▸ Instructions to follow:
Please transcribe the data below exactly. Leave the pictures out.

---------- Data excerpts ----------

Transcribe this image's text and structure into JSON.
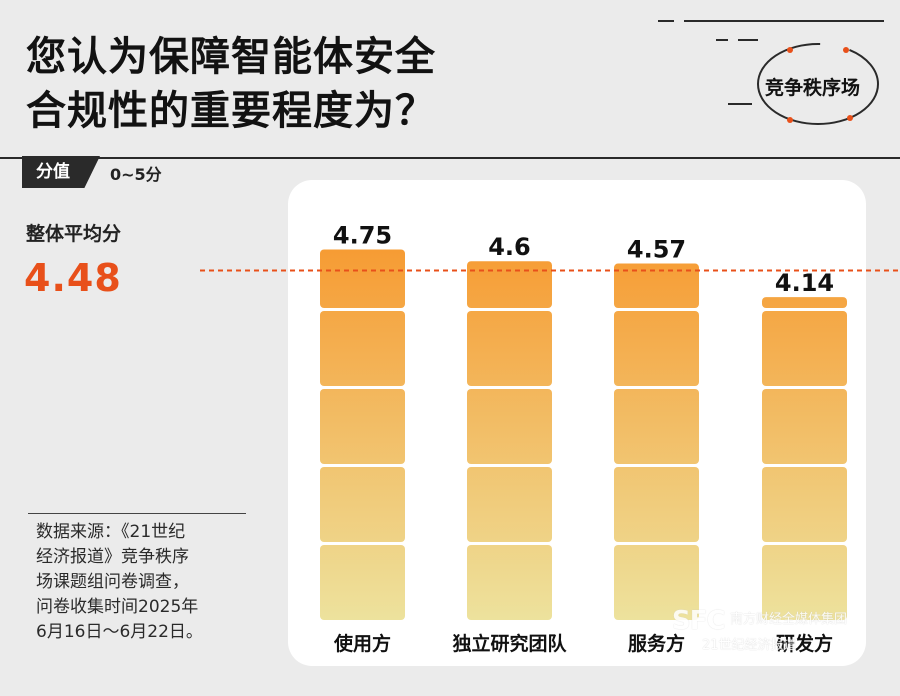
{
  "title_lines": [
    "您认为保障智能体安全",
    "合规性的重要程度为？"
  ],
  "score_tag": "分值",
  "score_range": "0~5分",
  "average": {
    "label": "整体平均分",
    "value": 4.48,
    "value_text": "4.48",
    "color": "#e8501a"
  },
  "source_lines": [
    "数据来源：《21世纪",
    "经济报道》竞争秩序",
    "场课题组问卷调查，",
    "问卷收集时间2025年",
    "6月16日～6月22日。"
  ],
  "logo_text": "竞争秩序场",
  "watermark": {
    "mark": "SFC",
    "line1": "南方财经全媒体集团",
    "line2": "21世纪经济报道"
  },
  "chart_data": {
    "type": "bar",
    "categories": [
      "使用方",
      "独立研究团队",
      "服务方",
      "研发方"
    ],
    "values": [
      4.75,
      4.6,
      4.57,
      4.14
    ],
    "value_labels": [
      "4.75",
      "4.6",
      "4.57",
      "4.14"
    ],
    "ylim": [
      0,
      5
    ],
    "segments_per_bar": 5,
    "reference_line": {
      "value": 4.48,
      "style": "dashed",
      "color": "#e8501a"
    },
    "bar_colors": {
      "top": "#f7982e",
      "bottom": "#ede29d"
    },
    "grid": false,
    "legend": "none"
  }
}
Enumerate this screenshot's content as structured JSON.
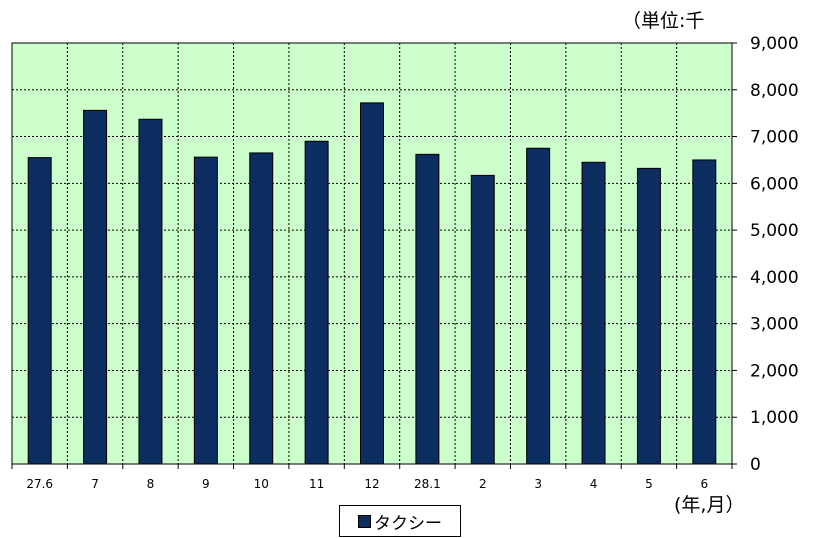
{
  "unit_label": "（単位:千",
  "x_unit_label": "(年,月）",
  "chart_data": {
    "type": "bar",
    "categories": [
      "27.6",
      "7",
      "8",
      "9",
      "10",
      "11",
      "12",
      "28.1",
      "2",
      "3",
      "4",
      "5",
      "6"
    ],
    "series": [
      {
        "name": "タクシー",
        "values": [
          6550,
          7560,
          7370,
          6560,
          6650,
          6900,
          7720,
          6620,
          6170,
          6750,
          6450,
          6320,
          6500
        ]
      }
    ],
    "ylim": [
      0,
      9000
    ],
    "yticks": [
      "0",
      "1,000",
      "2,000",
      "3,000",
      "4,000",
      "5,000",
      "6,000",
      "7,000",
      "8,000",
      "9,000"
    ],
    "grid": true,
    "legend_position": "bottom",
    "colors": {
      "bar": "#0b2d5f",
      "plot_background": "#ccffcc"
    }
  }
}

----------

▸ Solution to this exercise:
Transcribe this image's text and structure into JSON.
{
  "title_lines": [
    "您认为保障智能体安全",
    "合规性的重要程度为？"
  ],
  "score_tag": "分值",
  "score_range": "0~5分",
  "average": {
    "label": "整体平均分",
    "value": 4.48,
    "value_text": "4.48",
    "color": "#e8501a"
  },
  "source_lines": [
    "数据来源：《21世纪",
    "经济报道》竞争秩序",
    "场课题组问卷调查，",
    "问卷收集时间2025年",
    "6月16日～6月22日。"
  ],
  "logo_text": "竞争秩序场",
  "watermark": {
    "mark": "SFC",
    "line1": "南方财经全媒体集团",
    "line2": "21世纪经济报道"
  },
  "chart_data": {
    "type": "bar",
    "categories": [
      "使用方",
      "独立研究团队",
      "服务方",
      "研发方"
    ],
    "values": [
      4.75,
      4.6,
      4.57,
      4.14
    ],
    "value_labels": [
      "4.75",
      "4.6",
      "4.57",
      "4.14"
    ],
    "ylim": [
      0,
      5
    ],
    "segments_per_bar": 5,
    "reference_line": {
      "value": 4.48,
      "style": "dashed",
      "color": "#e8501a"
    },
    "bar_colors": {
      "top": "#f7982e",
      "bottom": "#ede29d"
    },
    "grid": false,
    "legend": "none"
  }
}
Enumerate this screenshot's content as structured JSON.
{
  "unit_label": "（単位:千",
  "x_unit_label": "(年,月）",
  "chart_data": {
    "type": "bar",
    "categories": [
      "27.6",
      "7",
      "8",
      "9",
      "10",
      "11",
      "12",
      "28.1",
      "2",
      "3",
      "4",
      "5",
      "6"
    ],
    "series": [
      {
        "name": "タクシー",
        "values": [
          6550,
          7560,
          7370,
          6560,
          6650,
          6900,
          7720,
          6620,
          6170,
          6750,
          6450,
          6320,
          6500
        ]
      }
    ],
    "ylim": [
      0,
      9000
    ],
    "yticks": [
      "0",
      "1,000",
      "2,000",
      "3,000",
      "4,000",
      "5,000",
      "6,000",
      "7,000",
      "8,000",
      "9,000"
    ],
    "grid": true,
    "legend_position": "bottom",
    "colors": {
      "bar": "#0b2d5f",
      "plot_background": "#ccffcc"
    }
  }
}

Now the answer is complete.